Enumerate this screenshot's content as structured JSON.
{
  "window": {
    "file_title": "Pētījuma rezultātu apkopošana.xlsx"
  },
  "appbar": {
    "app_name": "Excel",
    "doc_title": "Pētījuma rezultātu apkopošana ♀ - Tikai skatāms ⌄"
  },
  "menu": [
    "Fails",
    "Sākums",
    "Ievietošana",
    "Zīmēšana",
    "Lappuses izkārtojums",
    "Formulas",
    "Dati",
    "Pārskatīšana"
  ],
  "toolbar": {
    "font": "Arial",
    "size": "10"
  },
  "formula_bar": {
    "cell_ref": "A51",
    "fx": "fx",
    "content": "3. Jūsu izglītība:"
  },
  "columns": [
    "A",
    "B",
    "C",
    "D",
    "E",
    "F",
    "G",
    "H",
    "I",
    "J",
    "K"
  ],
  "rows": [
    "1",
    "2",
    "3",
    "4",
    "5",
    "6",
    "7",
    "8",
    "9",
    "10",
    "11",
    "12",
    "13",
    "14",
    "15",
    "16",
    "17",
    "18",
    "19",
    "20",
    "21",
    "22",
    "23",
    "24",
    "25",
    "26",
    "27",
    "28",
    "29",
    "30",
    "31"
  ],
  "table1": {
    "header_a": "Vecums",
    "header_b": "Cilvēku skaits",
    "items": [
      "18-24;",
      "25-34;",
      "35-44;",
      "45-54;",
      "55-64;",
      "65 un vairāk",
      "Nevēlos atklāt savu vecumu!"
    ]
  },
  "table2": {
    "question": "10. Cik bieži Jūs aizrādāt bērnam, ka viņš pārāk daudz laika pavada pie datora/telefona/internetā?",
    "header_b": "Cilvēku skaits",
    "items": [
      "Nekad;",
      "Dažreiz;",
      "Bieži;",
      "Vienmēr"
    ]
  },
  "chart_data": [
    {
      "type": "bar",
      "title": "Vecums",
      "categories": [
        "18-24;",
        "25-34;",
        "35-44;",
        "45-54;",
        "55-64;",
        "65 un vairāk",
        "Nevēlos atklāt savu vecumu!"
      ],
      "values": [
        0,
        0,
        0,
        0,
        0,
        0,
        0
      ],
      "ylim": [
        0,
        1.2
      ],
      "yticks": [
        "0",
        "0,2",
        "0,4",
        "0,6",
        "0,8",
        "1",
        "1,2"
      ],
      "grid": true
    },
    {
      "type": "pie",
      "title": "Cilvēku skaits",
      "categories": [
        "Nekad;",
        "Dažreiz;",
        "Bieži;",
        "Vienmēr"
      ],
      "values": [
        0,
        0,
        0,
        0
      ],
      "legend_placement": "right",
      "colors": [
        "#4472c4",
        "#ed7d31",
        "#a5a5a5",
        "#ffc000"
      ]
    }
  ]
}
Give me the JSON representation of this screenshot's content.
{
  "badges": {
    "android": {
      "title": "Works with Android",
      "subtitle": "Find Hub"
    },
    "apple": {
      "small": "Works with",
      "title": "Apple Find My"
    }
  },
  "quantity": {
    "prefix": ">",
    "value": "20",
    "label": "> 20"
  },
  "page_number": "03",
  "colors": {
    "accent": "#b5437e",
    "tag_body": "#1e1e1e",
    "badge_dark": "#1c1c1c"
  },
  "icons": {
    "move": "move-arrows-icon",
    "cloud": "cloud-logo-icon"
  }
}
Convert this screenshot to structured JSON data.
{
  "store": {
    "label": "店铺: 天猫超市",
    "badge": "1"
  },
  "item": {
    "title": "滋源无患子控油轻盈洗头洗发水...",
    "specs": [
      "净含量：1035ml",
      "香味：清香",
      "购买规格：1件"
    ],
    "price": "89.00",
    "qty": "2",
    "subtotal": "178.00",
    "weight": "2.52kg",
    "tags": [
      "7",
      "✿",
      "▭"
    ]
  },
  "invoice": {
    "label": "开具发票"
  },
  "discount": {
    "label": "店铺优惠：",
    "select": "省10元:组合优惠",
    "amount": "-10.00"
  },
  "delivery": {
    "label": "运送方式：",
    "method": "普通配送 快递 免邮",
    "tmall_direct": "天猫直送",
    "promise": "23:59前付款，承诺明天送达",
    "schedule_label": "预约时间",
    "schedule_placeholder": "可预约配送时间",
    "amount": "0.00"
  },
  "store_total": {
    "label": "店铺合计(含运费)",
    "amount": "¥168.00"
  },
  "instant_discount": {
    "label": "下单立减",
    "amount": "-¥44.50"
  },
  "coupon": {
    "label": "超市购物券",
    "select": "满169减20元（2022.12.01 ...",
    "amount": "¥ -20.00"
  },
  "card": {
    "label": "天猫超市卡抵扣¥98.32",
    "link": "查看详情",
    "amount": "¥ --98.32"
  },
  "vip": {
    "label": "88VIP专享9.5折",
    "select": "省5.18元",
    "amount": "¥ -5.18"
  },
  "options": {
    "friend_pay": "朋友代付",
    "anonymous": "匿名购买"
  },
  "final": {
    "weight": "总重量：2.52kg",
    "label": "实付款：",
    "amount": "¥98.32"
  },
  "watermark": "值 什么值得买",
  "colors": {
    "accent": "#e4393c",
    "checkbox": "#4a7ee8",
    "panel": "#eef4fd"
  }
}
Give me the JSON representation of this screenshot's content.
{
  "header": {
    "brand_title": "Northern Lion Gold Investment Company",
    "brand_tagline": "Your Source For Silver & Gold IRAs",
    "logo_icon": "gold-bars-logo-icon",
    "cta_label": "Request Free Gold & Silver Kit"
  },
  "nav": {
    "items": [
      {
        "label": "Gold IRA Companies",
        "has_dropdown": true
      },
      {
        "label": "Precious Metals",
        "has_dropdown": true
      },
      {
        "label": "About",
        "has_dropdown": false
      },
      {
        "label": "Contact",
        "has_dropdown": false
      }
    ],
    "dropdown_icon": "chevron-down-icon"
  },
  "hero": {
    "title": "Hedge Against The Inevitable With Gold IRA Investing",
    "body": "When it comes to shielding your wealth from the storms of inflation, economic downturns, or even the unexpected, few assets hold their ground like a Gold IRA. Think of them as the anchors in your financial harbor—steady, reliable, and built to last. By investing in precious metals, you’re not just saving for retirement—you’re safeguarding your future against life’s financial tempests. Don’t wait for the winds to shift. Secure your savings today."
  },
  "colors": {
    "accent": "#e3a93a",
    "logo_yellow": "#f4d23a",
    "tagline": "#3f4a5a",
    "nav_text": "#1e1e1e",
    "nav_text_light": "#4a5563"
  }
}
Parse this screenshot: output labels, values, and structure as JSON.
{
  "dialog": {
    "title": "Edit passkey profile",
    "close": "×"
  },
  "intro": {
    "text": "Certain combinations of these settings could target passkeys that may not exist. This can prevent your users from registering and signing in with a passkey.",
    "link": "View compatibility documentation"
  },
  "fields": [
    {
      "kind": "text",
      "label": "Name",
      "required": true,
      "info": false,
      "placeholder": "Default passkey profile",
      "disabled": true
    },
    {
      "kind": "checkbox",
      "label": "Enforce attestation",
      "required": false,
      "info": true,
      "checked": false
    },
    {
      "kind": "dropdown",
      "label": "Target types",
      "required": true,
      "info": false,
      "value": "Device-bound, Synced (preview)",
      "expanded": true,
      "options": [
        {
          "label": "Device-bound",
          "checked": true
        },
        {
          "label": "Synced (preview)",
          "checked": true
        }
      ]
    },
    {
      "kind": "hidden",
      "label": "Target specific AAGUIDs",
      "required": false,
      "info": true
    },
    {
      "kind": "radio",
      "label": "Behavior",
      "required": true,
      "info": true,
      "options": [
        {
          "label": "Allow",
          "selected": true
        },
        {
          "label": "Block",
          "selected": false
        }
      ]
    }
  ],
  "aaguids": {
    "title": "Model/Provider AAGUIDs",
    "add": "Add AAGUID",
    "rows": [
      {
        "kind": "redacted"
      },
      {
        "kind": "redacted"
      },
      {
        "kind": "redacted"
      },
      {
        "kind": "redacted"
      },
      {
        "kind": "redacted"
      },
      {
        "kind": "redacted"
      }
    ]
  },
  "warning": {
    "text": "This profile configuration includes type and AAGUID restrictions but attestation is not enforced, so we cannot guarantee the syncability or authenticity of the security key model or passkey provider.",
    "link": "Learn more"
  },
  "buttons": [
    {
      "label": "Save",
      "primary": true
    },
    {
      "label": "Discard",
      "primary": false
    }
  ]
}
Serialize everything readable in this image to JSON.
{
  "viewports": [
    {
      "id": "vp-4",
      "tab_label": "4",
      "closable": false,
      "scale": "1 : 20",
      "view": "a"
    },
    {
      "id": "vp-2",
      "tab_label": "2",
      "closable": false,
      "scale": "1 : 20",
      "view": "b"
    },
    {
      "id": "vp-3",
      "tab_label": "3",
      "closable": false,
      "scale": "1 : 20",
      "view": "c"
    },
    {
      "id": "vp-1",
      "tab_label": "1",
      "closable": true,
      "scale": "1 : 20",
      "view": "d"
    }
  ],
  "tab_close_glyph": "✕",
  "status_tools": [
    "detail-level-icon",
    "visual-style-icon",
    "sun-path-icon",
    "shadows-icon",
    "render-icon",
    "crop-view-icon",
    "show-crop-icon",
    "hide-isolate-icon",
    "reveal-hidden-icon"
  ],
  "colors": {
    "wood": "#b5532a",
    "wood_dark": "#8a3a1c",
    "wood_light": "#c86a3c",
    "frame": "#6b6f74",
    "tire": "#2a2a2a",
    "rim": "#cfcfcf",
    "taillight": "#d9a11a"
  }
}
-------------------------
The exercise: The answer should be a single number: the count of lines in the data that include the string "from".

Finished task: 2